◆ **INPUT ROWS**:
--------------------------------

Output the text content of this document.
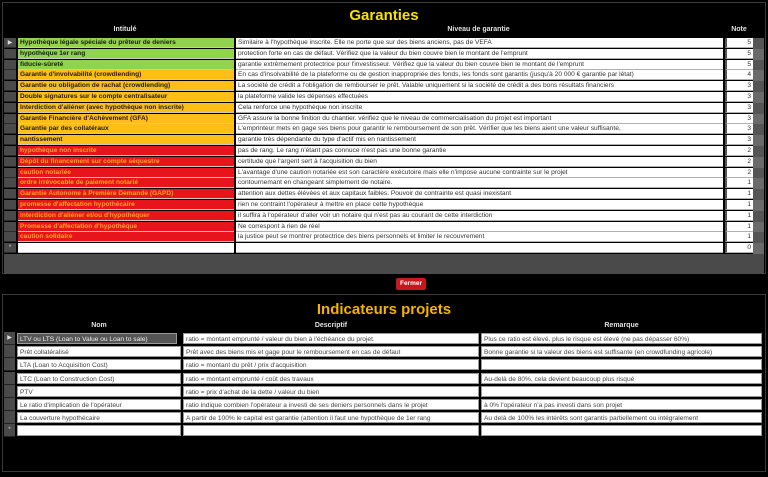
Garanties
Intitulé	Niveau de garantie	Note
▶	Hypothèque légale spéciale du prêteur de deniers	Similaire à l'hypothèque inscrite. Elle ne porte que sur des biens anciens, pas de VEFA	5
hypothèque 1er rang	protection forte en cas de défaut. Vérifiez que la valeur du bien couvre bien le montant de l'emprunt	5
fiducie-sûreté	garantie extrêmement protectrice pour l'investisseur. Vérifiez que la valeur du bien couvre bien le montant de l'emprunt	5
Garantie d'involvabilité (crowdlending)	En cas d'insolvabilité de la plateforme ou de gestion inappropriée des fonds, les fonds sont garantis (jusqu'à 20 000 € garantie par létat)	4
Garantie ou obligation de rachat (crowdlending)	La société de crédit a l'obligation de rembourser le prêt. Valable uniquement si la société de crédit a des bons résultats financiers	3
Double signatures sur le compte centralisateur	la plateforme valide les dépenses effectuées	3
Interdiction d'aliéner (avec hypothèque non inscrite)	Cela renforce une hypothèque non inscrite	3
Garantie Financière d'Achèvement (GFA)	GFA assure la bonne finition du chantier. vérifiez que le niveau de commercialisation du projet est important	3
Garantie par des collatéraux	L'emprinteur mets en gage ses biens pour garantir le remboursement de son prêt. Vérifier que les biens aient une valeur suffisante,	3
nantissement	garantie très dépendante du type d'actif mis en nantissement	3
hypothèque non inscrite	pas de rang. Le rang n'étant pas connuce n'est pas une bonne garantie	2
Dépôt du financement sur compte séquestre	certitude que l'argent sert à l'acquisition du bien	2
caution notariée	L'avantage d'une caution notariée est son caractère exécutoire mais elle n'impose aucune contrainte sur le projet	2
ordre irrévocable de paiement notarié	contournemant en changeant simplement de notaire.	1
Garantie Autonome à Première Demande (GAPD)	attention aux dettes élévées et aux capitaux faibles. Pouvoir de contrainte est quasi inexistant	1
promesse d'affectation hypothécaire	rien ne contraint l'opérateur à mettre en place cette hypothèque	1
interdiction d'aliéner et/ou d'hypothéquer	il suffira à l'opérateur d'aller voir un notaire qui n'est pas au courant de cette interdiction	1
Promesse d'affectation d'hypothèque	Ne correspont à rien de réel	1
caution solidaire	la justice peut se montrer protectrice des biens personnels et limiter le recouvrement	1
*	0
Fermer
Indicateurs projets
Nom	Descriptif	Remarque
▶	LTV ou LTS (Loan to Value ou Loan to sale)	ratio = montant emprunté / valeur du bien à l'échéance du projet.	Plus ce ratio est élevé, plus le risque est élevé (ne pas dépasser 60%)
Prêt collatéralisé	Prêt avec des biens mis et gage pour le remboursement en cas de défaut	Bonne garantie si la valeur des biens est suffisante (en crowdfunding agricole)
LTA (Loan to Acquisition Cost)	ratio = montant du prêt / prix d'acquisition
LTC (Loan to Construction Cost)	ratio = montant emprunté / coût des travaux	Au-delà de 80%, cela devient beaucoup plus risqué
PTV	ratio = prix d'achat de la dette / valeur du bien
Le ratio d'implication de l'opérateur	ratio indique combien l'opérateur a investi de ses deniers personnels dans le projet	à 0% l'opérateur n'a pas investi dans son projet
La couverture hypothécaire	A partir de 100% le capital est garantie (attention il faut une hypothèque de 1er rang	Au delà de 100% les intérêts sont garantis partiellement ou intégralement
*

--------------------------------

◆ **BRIEF**: Find the word "contrainte" in the entries above and gather every line that holds it.

◆ **TASK ANSWER**:
caution notariée	L'avantage d'une caution notariée est son caractère exécutoire mais elle n'impose aucune contrainte sur le projet	2
Garantie Autonome à Première Demande (GAPD)	attention aux dettes élévées et aux capitaux faibles. Pouvoir de contrainte est quasi inexistant	1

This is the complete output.